Les Américains se coucheront-ils au soir du 4 novembre sans connaître le nom de leur prochain président? Si une réédition de l'affaire du recomptage des voix en Floride lors de la présidentielle de 2000 est peu vraisemblable, plusieurs «scénarios catastrophe», certes peu probables mais pas impossibles, pourraient plonger le scrutin dans la confusion et la controverse, et ainsi retarder l'annonce du résultat.

 Un cas de figure théoriquement possible serait que Barack Obama et John McCain obtiennent le même nombre de grands électeurs (269). Cela pourrait arriver si le candidat démocrate gagnait les mêmes États que John Kerry en 2004, plus l'Iowa, le Nouveau-Mexique et le Nevada. Il y aurait aussi égalité parfaite si McCain prenait le New Hampshire aux démocrates mais perdait l'Iowa, le Nouveau-Mexique et un autre État remporté par George W. Bush il y a quatre ans, le Colorado.

Dans une telle situation, c'est la future Chambre des représentants, qui sera entièrement renouvelée le 4 novembre, qui aurait à désigner le nouveau président, le principe étant que les délégations parlementaires de chaque État disposent chacune d'une voix. L'unique représentant du Wyoming aurait ainsi un poids équivalent aux 53 élus de la Californie.

Les démocrates contrôlent aujourd'hui les délégations de 26 États, contre 21 pour les républicains, et ils devraient conserver ou accentuer cet avantage. Si bien que dans l'hypothèse peu plausible d'une égalité de grands électeurs, c'est Obama qui accéderait certainement à la Maison-Blanche. Une telle égalité ne s'est produite qu'en 1800 et 1824: la Chambre avait alors préféré John Quincy Adams à Andew Jackson.

Reste que la confusion, de longues files d'attente et de possibles contestations en justice dans plusieurs circonscriptions sont sans doute plus probables le jour du scrutin. De tels problèmes auraient toutefois un impact limité, à moins qu'ils ne se produisent dans un État où la course est extrêmement serrée et qui pourrait faire basculer l'élection.

C'est bien ce qui s'était passé en Floride en 2000. La Cour suprême avait mis fin à l'imbroglio politico-judiciaire né de la contestation de l'infime avance accordée à George W. Bush sur Al Gore dans cet État. Le Congrès avait par la suite voté la loi «Help America Vote», qui a débloqué trois milliards de dollars pour l'achat de matériel électoral neuf et le financement d'autres mesures.

La plupart des circonscriptions ont salué cet effort, mais des responsables électoraux notent que des millions d'Américains voteront à l'aide de nouveaux équipements auxquels ils ne sont pas habitués, pas plus que les scrutateurs. Certains bureaux de vote pourraient aussi être débordés par un taux de participation record.

Les problèmes survenant le jour de l'élection sont plus souvent d'origine humaine que liés à un dysfonctionnement du matériel, affirme Kimball Brace, président du cabinet Services de données électorales.

Les démocrates accusent les républicains d'avoir eu recours à la désinformation et à l'intimidation dans de précédentes élections pour tenter de limiter la participation dans des bastions démocrates, notamment dans des quartiers noirs.
+++++
Consignes des exercices:
1. Mettez à jour un passage de l'article sur la présidentielle américaine, en commençant à «Un cas de figure» et en terminant à «de la Californie.». Remplacez «Chambre des représentants» par «Chambre basse».
2. Dans l'article sur la présidentielle américaine, réécrivez plus brièvement le paragraphe qui commence par «Dans une telle situation» en conservant ses faits essentiels.
3. Reprenez l'article sur la présidentielle américaine à l'endroit où il s'arrête et poursuivez-le.
+++++
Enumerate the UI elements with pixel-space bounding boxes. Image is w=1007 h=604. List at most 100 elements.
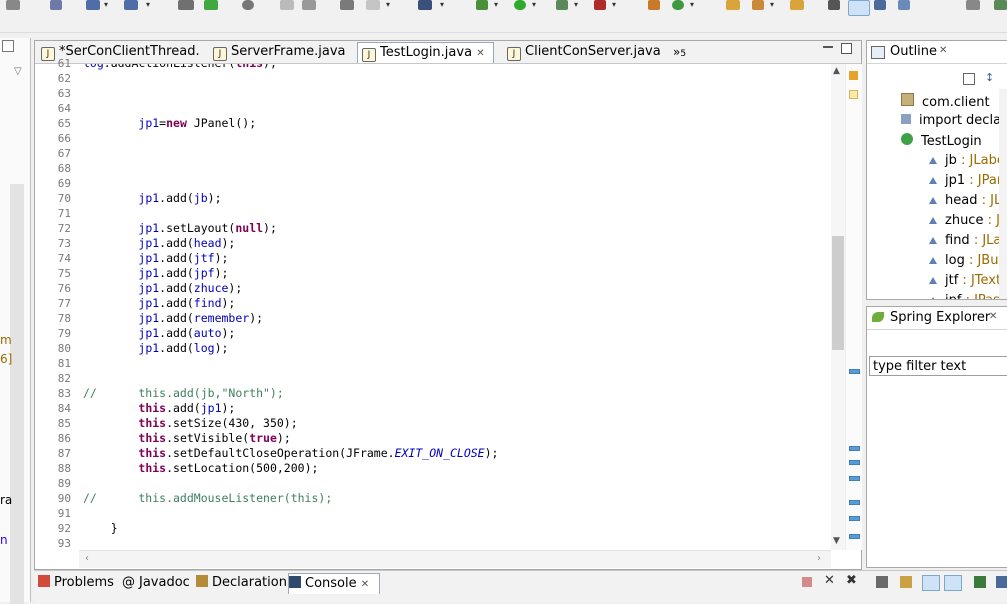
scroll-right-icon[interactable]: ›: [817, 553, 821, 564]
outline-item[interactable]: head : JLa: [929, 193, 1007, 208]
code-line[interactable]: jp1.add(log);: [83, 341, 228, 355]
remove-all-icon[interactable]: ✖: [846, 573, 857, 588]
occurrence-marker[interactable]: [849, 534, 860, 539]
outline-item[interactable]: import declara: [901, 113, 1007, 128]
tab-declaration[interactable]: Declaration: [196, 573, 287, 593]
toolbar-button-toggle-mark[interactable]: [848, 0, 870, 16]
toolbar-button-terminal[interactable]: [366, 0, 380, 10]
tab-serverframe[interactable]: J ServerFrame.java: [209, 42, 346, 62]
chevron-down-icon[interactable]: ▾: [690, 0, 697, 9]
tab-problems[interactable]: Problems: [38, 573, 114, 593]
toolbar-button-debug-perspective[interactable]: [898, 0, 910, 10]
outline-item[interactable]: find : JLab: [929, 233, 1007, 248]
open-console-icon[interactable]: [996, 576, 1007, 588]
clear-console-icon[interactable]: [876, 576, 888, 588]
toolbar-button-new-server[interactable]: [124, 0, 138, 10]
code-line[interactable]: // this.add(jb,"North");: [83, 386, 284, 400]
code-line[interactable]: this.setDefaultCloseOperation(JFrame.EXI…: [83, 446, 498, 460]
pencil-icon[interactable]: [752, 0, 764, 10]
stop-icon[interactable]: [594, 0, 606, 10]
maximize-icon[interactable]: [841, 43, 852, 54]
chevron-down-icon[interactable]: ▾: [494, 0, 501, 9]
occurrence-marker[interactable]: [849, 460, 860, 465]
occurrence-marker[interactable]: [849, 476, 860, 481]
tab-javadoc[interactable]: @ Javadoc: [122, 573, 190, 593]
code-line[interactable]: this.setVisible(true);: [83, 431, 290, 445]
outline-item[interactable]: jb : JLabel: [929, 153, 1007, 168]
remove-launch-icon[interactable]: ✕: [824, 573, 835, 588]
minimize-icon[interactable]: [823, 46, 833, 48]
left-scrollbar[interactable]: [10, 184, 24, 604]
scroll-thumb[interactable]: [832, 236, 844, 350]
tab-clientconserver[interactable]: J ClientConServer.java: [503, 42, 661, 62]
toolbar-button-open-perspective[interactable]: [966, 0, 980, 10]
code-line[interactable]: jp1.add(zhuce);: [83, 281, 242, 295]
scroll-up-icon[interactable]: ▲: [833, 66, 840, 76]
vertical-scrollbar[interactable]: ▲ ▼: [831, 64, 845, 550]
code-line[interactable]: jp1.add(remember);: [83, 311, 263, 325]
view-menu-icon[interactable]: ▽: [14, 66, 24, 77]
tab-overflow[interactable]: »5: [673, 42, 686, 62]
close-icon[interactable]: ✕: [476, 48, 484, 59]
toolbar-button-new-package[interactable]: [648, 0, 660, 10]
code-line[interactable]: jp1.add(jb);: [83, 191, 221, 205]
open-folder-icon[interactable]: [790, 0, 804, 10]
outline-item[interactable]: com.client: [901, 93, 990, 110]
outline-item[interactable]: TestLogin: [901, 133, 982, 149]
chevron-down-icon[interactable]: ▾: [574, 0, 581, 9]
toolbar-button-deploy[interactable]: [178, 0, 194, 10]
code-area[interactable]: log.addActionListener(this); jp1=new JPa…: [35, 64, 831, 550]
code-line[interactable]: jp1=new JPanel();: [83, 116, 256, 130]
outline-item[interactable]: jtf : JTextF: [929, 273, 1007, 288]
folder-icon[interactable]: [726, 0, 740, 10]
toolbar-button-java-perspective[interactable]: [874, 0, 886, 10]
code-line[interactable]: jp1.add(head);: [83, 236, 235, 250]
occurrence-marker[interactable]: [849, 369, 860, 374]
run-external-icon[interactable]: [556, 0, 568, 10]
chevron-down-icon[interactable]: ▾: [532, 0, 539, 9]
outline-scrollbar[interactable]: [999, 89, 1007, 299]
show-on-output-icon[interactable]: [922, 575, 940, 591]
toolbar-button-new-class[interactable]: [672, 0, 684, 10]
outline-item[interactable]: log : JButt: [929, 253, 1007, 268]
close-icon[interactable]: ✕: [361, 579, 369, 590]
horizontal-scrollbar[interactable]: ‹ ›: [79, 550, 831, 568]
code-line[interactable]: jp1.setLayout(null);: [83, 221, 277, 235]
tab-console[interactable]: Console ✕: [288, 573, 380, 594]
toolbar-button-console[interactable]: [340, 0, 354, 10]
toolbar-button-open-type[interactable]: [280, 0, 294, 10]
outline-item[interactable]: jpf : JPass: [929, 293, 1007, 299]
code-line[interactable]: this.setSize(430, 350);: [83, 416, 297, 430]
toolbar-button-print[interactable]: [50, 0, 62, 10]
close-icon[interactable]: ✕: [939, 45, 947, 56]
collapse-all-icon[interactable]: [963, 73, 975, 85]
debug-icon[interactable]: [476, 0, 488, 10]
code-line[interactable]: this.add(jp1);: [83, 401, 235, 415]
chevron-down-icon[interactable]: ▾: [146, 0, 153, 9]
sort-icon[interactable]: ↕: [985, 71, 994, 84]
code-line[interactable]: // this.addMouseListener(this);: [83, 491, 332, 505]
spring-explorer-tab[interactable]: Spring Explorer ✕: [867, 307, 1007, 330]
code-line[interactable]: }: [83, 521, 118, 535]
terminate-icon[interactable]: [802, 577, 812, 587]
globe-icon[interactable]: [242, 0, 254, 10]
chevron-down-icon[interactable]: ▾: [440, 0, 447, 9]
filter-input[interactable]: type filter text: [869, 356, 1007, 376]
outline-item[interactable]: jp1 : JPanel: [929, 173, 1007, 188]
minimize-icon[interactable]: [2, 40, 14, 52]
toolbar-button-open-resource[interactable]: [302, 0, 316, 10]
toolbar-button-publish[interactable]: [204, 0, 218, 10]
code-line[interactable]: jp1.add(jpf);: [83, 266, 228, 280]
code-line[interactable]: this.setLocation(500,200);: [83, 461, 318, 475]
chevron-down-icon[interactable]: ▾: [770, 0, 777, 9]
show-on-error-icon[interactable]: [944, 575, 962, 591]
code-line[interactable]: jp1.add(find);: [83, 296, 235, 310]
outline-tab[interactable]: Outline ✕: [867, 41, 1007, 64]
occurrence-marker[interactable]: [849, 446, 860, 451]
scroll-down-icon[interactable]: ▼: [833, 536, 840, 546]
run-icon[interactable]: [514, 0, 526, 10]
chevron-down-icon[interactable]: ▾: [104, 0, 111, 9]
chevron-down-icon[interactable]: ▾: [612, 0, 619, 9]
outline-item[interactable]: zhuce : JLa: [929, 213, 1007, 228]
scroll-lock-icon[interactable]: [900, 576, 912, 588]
+++++
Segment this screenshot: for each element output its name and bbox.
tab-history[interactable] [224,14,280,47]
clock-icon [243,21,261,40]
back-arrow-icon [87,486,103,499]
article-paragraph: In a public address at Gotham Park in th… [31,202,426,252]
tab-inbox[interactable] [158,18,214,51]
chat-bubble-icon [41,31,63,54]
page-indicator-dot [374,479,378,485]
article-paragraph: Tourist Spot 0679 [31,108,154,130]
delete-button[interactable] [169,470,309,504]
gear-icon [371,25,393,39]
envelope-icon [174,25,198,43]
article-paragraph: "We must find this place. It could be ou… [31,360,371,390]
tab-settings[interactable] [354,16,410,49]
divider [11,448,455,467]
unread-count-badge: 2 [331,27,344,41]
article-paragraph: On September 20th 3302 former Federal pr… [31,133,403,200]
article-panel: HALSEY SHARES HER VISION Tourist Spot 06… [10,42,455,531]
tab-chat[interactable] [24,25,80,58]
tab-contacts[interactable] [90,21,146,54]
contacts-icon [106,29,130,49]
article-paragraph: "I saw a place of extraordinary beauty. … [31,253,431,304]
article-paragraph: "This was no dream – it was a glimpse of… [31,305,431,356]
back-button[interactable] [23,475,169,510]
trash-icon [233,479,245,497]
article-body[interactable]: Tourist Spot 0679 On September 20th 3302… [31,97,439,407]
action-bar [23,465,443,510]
+++++
Réponses aux exercices:
1.
Un cas de figure théoriquement possible serait que Barack Obama et John McCain obtiennent le même nombre de grands électeurs (269). Cela pourrait arriver si le candidat démocrate gagnait les mêmes États que John Kerry en 2004, plus l'Iowa, le Nouveau-Mexique et le Nevada. Il y aurait aussi égalité parfaite si McCain prenait le New Hampshire aux démocrates mais perdait l'Iowa, le Nouveau-Mexique et un autre État remporté par George W. Bush il y a quatre ans, le Colorado.

Dans une telle situation, c'est la future Chambre basse, qui sera entièrement renouvelée le 4 novembre, qui aurait à désigner le nouveau président, le principe étant que les délégations parlementaires de chaque État disposent chacune d'une voix. L'unique représentant du Wyoming aurait ainsi un poids équivalent aux 53 élus de la Californie.

2. En cas d'égalité, la future Chambre des représentants, entièrement renouvelée le 4 novembre, désignerait le président. Chaque délégation d'État y disposerait d'une voix, si bien que l'unique représentant du Wyoming pèserait autant que les 53 élus de la Californie.

3.
Le gouverneur démocrate de l'Ohio Ted Strickland affirme que les républicains cherchent à intimider les électeurs nouvellement inscrits dans son État en multipliant les actions en justice qui mettent en doute leur droit à participer au scrutin. Les responsables du Grand Old Party assurent qu'ils veulent simplement éviter la fraude électorale.

En Floride, des milliers de nouveaux électeurs pourraient être privés de vote en raison de différences entre leur formulaire d'inscription sur les listes électorales et des documents officiels comme leur permis de conduire. Et en août dernier, dans le comté floridien de Palm Beach, qui utilisait un nouveau matériel de vote, les autorités ont perdu 3 500 bulletins dans le cadre d'une élection locale serrée. Les suffrages ont finalement été retrouvés, mais il a fallu trois recomptages des voix avant de désigner le vainqueur, un mois après.

Les équipes d'Obama et de McCain ont pris des mesures pour tenter d'éviter les problèmes et faciliter le vote de leurs partisans. «Nous avons envoyé des éclaireurs des mois à l'avance», pour identifier de possibles points sensibles et consulter les responsables électoraux à travers le pays, précise Jenny Backus, membre de l'équipe démocrate. La campagne Obama a organisé de nombreuses réunions pour aider les électeurs potentiels à connaître leurs droits, dit-elle, et une armée d'avocats volontaires se tiennent prêts à intervenir en cas de litiges.

«Nous aurons des gens partout -des bénévoles, des personnes chargées d'observer les sondages, des avocats- qui porteront leur attention sur des problèmes que nous avons vu par le passé le jour de l'élection», déclare de son côté Ben Porritt, porte-parole de l'équipe de John McCain. Ils se concentreront sur certaines circonscriptions où «nous avons vu des exemples d'activités frauduleuses», notamment des manoeuvres pour inscrire indûment des électeurs, ajoute-t-il.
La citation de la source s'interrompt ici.